# WHAT YOU NEED TO DO
Print the entries that appear below, exactly as written and without their pictures.

# DATA EXCERPTS
■ ■ ■ ■

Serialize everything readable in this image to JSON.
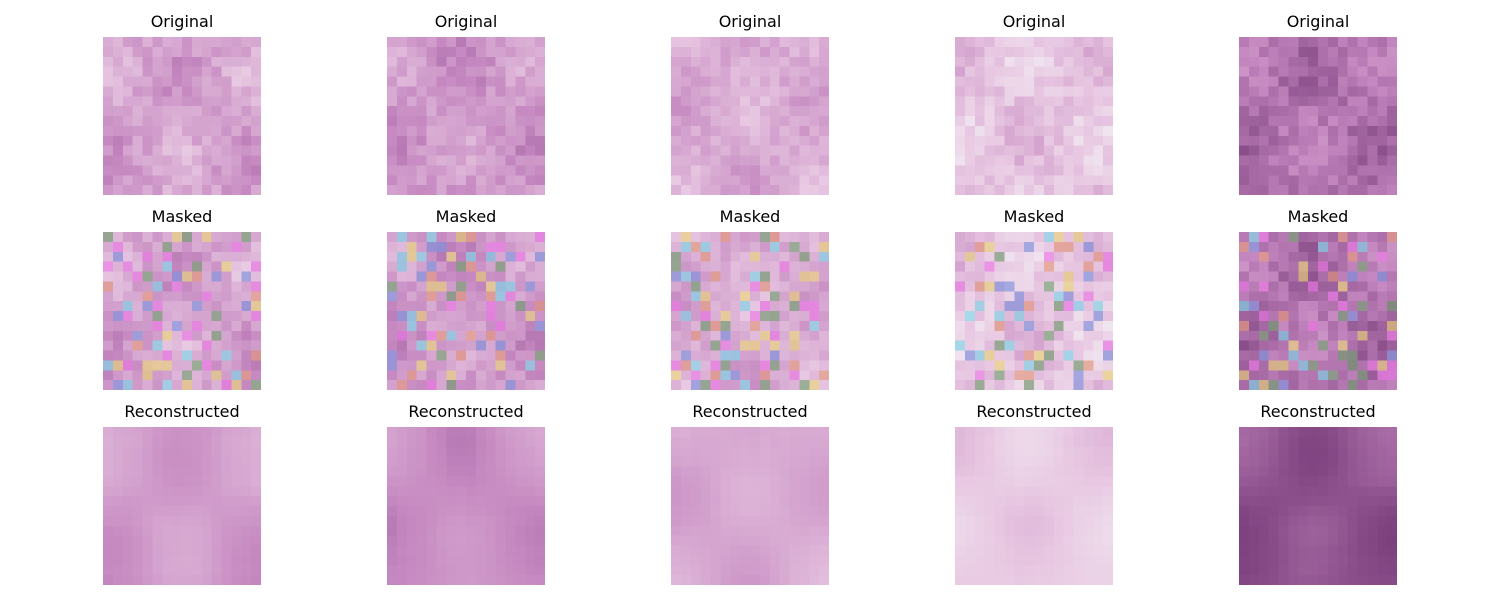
{
  "figure": {
    "row_titles": [
      "Original",
      "Masked",
      "Reconstructed"
    ],
    "columns": [
      {
        "original": "Original",
        "masked": "Masked",
        "reconstructed": "Reconstructed"
      },
      {
        "original": "Original",
        "masked": "Masked",
        "reconstructed": "Reconstructed"
      },
      {
        "original": "Original",
        "masked": "Masked",
        "reconstructed": "Reconstructed"
      },
      {
        "original": "Original",
        "masked": "Masked",
        "reconstructed": "Reconstructed"
      },
      {
        "original": "Original",
        "masked": "Masked",
        "reconstructed": "Reconstructed"
      }
    ]
  },
  "colors": {
    "background": "#ffffff",
    "text": "#000000",
    "tissue_light": "#e8c8e2",
    "tissue_mid": "#c486bf",
    "tissue_dark": "#7a3f7c",
    "tissue_darkest": "#4d2a4d",
    "mask_cyan": "#7fd6e8",
    "mask_yellow": "#ead57a",
    "mask_blue": "#7f93dd",
    "mask_green": "#72a06f",
    "mask_orange": "#e3977b",
    "mask_magenta": "#ec78e6"
  }
}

■ ■ ■ ■

# ANSWER FOR THE TASK
Serialize everything readable in this image to JSON.
{
  "figure": {
    "row_titles": [
      "Original",
      "Masked",
      "Reconstructed"
    ],
    "columns": [
      {
        "original": "Original",
        "masked": "Masked",
        "reconstructed": "Reconstructed"
      },
      {
        "original": "Original",
        "masked": "Masked",
        "reconstructed": "Reconstructed"
      },
      {
        "original": "Original",
        "masked": "Masked",
        "reconstructed": "Reconstructed"
      },
      {
        "original": "Original",
        "masked": "Masked",
        "reconstructed": "Reconstructed"
      },
      {
        "original": "Original",
        "masked": "Masked",
        "reconstructed": "Reconstructed"
      }
    ]
  },
  "colors": {
    "background": "#ffffff",
    "text": "#000000",
    "tissue_light": "#e8c8e2",
    "tissue_mid": "#c486bf",
    "tissue_dark": "#7a3f7c",
    "tissue_darkest": "#4d2a4d",
    "mask_cyan": "#7fd6e8",
    "mask_yellow": "#ead57a",
    "mask_blue": "#7f93dd",
    "mask_green": "#72a06f",
    "mask_orange": "#e3977b",
    "mask_magenta": "#ec78e6"
  }
}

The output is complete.